=== Requirement ===
Extract every line that includes the string "плата".
────────────────────────────────────────
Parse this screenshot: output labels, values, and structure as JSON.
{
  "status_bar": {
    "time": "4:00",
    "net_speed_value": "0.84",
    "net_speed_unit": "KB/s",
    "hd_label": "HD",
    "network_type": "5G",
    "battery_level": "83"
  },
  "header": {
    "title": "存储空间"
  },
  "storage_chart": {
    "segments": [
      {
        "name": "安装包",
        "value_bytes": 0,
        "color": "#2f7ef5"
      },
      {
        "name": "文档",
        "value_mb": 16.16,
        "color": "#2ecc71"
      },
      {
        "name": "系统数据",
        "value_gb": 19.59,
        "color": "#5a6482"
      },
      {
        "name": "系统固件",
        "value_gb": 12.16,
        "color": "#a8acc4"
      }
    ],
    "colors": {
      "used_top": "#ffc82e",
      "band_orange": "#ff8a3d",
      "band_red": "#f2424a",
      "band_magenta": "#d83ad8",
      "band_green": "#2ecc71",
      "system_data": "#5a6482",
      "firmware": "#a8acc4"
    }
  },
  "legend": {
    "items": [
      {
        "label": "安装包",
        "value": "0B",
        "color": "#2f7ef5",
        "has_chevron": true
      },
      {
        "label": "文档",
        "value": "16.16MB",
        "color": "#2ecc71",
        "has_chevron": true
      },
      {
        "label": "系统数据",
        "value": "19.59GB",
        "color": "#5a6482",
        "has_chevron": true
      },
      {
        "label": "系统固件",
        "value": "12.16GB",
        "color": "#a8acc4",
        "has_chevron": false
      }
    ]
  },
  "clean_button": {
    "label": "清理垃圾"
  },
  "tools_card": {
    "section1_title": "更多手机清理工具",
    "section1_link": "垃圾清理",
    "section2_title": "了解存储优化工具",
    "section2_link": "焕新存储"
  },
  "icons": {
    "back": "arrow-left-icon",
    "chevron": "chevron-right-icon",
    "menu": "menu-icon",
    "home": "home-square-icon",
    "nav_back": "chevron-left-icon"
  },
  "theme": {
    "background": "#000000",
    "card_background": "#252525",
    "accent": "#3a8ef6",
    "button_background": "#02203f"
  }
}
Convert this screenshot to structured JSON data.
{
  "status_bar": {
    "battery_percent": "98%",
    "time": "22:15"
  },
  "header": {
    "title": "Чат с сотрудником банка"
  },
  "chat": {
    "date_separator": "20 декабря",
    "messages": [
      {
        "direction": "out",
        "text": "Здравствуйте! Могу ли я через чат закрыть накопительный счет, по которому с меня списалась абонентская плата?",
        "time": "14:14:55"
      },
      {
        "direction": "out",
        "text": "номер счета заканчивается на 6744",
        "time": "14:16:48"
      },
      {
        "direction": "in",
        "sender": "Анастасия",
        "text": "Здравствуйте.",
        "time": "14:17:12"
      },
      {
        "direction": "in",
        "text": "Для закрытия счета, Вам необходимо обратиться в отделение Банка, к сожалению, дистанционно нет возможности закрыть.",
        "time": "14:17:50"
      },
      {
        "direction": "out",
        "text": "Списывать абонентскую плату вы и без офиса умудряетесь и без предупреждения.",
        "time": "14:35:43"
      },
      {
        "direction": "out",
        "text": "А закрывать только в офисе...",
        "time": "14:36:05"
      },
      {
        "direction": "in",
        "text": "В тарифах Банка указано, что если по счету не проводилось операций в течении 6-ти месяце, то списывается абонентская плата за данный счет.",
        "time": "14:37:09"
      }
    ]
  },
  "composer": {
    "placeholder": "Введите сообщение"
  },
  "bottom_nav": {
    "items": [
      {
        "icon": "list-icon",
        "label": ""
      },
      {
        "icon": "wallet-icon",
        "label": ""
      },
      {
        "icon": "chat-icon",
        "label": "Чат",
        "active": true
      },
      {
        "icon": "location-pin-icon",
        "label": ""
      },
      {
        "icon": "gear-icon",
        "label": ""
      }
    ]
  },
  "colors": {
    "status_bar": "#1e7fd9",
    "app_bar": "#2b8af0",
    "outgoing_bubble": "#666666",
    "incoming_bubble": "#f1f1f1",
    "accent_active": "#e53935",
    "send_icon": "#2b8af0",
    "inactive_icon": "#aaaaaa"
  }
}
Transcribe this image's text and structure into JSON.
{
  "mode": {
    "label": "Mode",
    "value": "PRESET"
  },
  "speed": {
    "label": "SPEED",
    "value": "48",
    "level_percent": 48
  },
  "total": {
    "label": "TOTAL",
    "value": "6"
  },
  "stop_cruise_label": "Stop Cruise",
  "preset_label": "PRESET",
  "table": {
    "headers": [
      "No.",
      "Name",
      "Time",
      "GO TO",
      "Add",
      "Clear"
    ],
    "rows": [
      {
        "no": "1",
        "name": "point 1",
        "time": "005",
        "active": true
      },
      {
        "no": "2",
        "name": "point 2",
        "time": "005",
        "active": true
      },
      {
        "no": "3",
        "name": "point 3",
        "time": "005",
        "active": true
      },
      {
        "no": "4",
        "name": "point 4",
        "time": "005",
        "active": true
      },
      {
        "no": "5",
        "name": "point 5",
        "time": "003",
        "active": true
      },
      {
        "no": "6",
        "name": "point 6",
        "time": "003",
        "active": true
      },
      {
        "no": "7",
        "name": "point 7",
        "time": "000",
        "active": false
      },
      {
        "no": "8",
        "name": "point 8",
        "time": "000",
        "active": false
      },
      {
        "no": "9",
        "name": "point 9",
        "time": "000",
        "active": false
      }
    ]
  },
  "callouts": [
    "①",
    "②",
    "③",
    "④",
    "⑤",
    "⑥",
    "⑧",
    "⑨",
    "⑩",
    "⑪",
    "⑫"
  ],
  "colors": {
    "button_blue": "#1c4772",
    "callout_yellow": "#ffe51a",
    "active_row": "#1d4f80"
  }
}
────────────────────────────────────────
=== Full solution ===
        "text": "Здравствуйте! Могу ли я через чат закрыть накопительный счет, по которому с меня списалась абонентская плата?",
        "text": "В тарифах Банка указано, что если по счету не проводилось операций в течении 6-ти месяце, то списывается абонентская плата за данный счет.",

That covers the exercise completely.